Exercise description: Copy every line that holds "VueNotifications".

Data excerpts

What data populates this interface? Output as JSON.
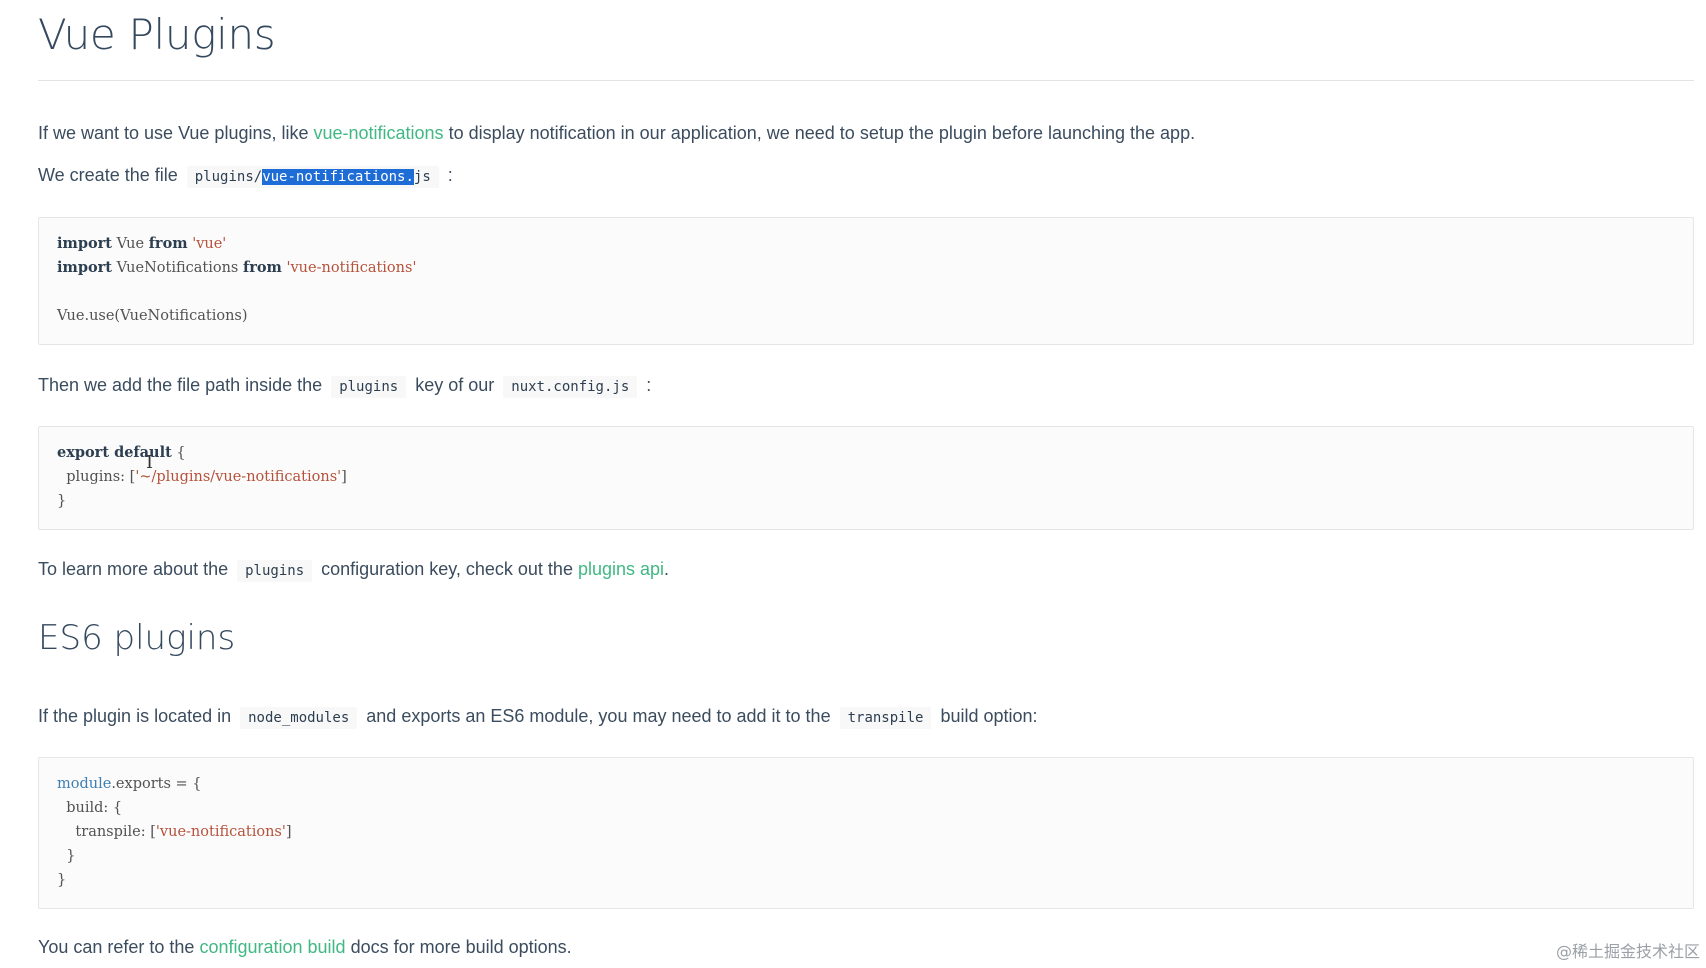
{
  "title": "Vue Plugins",
  "intro": {
    "pre": "If we want to use Vue plugins, like ",
    "link": "vue-notifications",
    "post": " to display notification in our application, we need to setup the plugin before launching the app."
  },
  "create_file": {
    "pre": "We create the file ",
    "code_prefix": "plugins/",
    "code_selected": "vue-notifications.",
    "code_suffix": "js",
    "post": " :"
  },
  "code1": {
    "l1_kw1": "import",
    "l1_id": " Vue ",
    "l1_kw2": "from",
    "l1_str": " 'vue'",
    "l2_kw1": "import",
    "l2_id": " VueNotifications ",
    "l2_kw2": "from",
    "l2_str": " 'vue-notifications'",
    "l4": "Vue.use(VueNotifications)"
  },
  "then_add": {
    "pre": "Then we add the file path inside the ",
    "code1": "plugins",
    "mid": " key of our ",
    "code2": "nuxt.config.js",
    "post": " :"
  },
  "code2": {
    "l1_kw": "export default",
    "l1_rest": " {",
    "l2_pre": "  plugins: [",
    "l2_str": "'~/plugins/vue-notifications'",
    "l2_post": "]",
    "l3": "}"
  },
  "learn_more": {
    "pre": "To learn more about the ",
    "code": "plugins",
    "mid": " configuration key, check out the ",
    "link": "plugins api",
    "post": "."
  },
  "es6_heading": "ES6 plugins",
  "es6_para": {
    "pre": "If the plugin is located in ",
    "code1": "node_modules",
    "mid": " and exports an ES6 module, you may need to add it to the ",
    "code2": "transpile",
    "post": " build option:"
  },
  "code3": {
    "l1_bi": "module",
    "l1_rest": ".exports = {",
    "l2": "  build: {",
    "l3_pre": "    transpile: [",
    "l3_str": "'vue-notifications'",
    "l3_post": "]",
    "l4": "  }",
    "l5": "}"
  },
  "refer": {
    "pre": "You can refer to the ",
    "link": "configuration build",
    "post": " docs for more build options."
  },
  "watermark": "@稀土掘金技术社区",
  "colors": {
    "link": "#41b883",
    "selection": "#1e6cd6",
    "text": "#34495e"
  }
}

Solution for this exercise:
    "l2_id": " VueNotifications ",
    "l4": "Vue.use(VueNotifications)"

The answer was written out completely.